■ Work instructions
State how many lines in the entries below contain "папку". Write nothing but the number.

Stored data:
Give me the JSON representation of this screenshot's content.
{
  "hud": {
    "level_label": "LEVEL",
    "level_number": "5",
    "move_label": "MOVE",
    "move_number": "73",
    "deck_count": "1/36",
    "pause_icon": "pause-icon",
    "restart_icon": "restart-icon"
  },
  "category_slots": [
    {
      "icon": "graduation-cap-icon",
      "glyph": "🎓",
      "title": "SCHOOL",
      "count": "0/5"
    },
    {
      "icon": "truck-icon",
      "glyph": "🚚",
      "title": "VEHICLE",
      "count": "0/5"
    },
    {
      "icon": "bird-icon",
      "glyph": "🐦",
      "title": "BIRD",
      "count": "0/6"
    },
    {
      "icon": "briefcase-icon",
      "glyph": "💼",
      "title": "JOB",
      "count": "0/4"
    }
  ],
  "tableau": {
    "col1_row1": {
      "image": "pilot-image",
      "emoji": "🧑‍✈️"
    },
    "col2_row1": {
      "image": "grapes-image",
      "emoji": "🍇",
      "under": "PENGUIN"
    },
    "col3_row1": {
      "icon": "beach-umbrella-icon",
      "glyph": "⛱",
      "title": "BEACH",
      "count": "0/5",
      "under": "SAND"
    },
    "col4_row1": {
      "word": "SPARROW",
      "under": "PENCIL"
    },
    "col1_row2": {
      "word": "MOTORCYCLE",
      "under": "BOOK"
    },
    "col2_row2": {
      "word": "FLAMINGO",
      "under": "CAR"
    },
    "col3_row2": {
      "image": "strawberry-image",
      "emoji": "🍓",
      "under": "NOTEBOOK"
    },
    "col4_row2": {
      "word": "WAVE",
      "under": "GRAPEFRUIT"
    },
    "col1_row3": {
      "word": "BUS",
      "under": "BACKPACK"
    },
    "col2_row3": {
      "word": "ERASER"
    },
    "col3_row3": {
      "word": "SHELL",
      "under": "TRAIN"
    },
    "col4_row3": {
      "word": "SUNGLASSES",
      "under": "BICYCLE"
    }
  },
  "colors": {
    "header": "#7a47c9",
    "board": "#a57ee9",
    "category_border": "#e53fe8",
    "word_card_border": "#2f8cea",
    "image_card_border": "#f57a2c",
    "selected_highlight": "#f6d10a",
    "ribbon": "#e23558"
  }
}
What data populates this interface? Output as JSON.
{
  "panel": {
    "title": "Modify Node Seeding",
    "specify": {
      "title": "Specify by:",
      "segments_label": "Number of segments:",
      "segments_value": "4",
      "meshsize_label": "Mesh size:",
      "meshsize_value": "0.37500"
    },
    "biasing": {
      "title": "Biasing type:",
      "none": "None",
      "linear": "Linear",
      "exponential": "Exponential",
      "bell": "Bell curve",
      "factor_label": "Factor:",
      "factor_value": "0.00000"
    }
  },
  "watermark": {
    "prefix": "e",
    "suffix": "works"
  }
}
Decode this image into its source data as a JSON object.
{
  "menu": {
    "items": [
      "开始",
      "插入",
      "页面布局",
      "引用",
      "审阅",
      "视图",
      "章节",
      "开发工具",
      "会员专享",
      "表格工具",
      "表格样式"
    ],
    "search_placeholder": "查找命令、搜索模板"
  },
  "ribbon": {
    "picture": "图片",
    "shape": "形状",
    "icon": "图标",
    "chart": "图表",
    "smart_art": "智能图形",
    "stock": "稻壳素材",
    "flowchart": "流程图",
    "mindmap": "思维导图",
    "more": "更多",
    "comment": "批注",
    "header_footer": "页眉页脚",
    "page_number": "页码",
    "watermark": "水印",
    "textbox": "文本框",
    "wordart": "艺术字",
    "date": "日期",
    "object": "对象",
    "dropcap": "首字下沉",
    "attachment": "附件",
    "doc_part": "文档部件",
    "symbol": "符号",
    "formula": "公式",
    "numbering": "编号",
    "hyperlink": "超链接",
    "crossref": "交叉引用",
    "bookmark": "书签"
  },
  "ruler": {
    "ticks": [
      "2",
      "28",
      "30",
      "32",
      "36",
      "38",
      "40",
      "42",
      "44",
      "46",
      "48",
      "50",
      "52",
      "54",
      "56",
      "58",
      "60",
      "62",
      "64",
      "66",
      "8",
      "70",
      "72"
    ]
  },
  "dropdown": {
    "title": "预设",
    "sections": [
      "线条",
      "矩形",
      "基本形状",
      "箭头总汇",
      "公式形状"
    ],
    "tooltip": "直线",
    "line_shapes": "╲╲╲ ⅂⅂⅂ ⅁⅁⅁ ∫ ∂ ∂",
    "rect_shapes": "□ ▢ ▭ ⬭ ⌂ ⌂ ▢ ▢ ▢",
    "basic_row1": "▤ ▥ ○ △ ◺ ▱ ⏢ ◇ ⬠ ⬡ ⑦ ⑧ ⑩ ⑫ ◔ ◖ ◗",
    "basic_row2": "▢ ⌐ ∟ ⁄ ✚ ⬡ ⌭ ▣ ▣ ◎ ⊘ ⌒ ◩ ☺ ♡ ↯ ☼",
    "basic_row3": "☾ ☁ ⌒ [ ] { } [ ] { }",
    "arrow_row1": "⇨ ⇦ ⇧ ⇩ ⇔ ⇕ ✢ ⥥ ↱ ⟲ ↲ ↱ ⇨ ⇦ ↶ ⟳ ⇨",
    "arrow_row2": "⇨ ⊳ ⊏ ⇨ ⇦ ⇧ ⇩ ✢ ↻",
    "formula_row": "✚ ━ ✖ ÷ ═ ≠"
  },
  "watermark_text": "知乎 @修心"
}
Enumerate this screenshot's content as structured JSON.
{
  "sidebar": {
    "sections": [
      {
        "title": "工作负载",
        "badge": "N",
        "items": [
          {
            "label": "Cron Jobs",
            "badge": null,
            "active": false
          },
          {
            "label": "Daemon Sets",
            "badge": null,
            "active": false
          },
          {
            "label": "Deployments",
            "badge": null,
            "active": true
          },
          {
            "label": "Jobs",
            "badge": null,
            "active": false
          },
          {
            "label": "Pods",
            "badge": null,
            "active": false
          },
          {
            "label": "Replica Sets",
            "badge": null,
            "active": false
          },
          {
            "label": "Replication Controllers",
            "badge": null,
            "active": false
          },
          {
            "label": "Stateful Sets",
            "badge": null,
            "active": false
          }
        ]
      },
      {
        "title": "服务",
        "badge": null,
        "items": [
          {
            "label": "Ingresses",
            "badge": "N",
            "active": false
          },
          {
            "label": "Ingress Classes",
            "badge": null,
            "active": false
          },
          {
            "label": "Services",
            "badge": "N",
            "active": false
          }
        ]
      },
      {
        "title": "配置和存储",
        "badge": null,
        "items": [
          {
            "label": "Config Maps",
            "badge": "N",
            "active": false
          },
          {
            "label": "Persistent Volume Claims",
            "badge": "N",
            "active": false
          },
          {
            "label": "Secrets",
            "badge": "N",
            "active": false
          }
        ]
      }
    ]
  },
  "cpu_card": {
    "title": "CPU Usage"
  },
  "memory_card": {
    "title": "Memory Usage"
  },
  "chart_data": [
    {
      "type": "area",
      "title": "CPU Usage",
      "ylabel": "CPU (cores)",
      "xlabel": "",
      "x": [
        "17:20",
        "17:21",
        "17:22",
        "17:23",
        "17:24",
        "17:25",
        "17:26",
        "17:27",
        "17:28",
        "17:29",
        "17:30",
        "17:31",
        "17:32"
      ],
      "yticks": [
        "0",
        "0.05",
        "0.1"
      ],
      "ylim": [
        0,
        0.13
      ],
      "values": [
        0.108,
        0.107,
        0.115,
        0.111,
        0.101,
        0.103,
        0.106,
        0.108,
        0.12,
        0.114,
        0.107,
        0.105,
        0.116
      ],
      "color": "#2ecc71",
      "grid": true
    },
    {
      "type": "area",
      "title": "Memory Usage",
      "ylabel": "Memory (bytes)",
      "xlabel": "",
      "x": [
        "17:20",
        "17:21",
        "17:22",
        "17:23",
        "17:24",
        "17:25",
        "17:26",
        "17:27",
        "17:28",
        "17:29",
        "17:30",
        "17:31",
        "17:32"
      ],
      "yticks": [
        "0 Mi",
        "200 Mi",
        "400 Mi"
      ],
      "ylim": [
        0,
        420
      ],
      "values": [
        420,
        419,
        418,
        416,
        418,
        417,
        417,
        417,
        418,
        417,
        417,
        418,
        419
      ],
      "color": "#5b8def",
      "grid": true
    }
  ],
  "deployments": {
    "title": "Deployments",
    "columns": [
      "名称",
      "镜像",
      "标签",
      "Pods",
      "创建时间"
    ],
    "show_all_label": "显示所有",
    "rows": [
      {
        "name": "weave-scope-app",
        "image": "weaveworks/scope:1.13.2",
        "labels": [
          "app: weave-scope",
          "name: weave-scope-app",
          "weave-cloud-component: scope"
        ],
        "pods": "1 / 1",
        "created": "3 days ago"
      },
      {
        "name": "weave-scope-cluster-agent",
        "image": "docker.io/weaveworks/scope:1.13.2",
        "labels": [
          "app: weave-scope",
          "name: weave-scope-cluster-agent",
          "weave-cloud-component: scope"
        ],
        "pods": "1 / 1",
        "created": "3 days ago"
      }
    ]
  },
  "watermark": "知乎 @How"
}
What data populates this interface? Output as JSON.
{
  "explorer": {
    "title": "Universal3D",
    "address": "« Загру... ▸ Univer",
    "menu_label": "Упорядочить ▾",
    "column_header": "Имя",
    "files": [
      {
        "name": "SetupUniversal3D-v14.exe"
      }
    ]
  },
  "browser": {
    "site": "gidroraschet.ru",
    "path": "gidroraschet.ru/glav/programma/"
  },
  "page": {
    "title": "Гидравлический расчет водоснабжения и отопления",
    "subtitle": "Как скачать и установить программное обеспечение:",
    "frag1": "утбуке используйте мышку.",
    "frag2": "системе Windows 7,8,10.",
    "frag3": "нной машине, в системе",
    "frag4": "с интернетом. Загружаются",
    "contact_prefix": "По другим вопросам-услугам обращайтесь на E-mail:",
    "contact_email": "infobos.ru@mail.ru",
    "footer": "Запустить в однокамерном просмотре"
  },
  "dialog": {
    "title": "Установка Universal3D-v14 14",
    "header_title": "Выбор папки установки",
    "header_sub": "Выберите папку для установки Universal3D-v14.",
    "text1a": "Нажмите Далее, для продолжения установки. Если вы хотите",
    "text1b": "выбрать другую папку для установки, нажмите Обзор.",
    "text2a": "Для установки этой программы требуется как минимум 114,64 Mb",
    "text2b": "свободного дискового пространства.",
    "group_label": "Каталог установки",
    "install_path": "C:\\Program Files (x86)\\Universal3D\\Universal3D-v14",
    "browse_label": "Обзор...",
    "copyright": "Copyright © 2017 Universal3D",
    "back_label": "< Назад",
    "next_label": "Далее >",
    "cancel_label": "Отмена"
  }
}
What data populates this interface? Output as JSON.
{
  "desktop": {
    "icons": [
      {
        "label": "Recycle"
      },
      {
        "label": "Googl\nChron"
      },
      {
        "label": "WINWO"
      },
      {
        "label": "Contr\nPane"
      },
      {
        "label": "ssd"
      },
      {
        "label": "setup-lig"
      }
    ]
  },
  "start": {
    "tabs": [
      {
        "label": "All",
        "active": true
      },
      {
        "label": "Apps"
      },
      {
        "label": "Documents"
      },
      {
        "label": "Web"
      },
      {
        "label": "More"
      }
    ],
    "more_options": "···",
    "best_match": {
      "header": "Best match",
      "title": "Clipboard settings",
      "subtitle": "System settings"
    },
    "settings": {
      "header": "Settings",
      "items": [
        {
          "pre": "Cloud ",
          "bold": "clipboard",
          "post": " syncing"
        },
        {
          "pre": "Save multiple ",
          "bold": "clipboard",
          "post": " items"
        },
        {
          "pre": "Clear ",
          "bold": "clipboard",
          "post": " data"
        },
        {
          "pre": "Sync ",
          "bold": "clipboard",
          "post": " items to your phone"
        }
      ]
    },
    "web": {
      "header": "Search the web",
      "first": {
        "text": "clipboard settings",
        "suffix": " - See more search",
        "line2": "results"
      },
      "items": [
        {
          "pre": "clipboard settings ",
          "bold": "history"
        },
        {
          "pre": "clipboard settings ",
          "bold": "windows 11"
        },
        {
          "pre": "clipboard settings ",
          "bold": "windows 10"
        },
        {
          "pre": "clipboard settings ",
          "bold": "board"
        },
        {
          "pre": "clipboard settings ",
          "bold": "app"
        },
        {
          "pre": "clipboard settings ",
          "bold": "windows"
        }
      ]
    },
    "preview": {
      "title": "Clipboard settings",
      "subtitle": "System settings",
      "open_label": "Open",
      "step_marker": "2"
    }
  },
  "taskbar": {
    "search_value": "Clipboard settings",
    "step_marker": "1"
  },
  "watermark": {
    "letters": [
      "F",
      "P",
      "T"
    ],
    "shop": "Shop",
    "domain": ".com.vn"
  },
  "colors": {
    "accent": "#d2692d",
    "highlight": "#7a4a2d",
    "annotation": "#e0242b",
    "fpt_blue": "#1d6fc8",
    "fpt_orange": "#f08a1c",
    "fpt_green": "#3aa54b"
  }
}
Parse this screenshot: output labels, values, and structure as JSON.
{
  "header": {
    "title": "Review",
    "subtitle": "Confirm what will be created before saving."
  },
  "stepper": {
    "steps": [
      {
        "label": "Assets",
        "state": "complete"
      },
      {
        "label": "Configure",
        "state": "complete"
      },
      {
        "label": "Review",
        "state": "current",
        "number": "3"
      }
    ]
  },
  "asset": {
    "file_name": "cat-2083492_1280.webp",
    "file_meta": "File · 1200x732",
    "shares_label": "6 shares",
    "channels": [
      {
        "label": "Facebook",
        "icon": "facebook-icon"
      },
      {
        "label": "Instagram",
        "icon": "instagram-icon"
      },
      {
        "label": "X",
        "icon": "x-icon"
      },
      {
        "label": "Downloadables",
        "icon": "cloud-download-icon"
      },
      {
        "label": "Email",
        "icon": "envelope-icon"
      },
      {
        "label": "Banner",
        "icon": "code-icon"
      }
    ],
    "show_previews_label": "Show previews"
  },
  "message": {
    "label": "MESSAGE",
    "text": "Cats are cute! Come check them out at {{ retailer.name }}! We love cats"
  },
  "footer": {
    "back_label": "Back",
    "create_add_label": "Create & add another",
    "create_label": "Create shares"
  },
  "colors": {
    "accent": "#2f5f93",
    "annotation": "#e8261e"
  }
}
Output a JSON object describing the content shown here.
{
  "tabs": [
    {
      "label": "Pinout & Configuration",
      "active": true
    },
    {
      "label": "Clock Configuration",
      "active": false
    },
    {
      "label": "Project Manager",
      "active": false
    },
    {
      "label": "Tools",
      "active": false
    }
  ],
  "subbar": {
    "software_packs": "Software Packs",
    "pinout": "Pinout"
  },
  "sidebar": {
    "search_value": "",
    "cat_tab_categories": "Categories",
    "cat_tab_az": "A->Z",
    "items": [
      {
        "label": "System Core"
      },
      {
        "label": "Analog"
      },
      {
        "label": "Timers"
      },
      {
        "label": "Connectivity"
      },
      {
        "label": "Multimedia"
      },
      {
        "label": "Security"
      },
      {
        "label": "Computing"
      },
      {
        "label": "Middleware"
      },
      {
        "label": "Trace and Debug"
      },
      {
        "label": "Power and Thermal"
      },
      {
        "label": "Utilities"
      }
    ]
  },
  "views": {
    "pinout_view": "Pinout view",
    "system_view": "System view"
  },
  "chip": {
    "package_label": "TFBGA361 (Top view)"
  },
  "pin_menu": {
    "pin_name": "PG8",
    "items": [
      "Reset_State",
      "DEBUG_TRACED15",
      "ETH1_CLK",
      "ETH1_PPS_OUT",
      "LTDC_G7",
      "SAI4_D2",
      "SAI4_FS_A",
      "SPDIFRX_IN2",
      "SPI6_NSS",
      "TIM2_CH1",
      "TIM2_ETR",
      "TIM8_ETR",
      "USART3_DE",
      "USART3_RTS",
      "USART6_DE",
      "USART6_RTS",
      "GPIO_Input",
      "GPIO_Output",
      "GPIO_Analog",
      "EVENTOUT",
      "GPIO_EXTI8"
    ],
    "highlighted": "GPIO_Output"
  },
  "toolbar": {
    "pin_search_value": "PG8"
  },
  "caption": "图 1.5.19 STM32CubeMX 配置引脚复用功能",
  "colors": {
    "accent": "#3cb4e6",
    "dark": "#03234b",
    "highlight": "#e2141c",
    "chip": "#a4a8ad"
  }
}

■ Answer below
2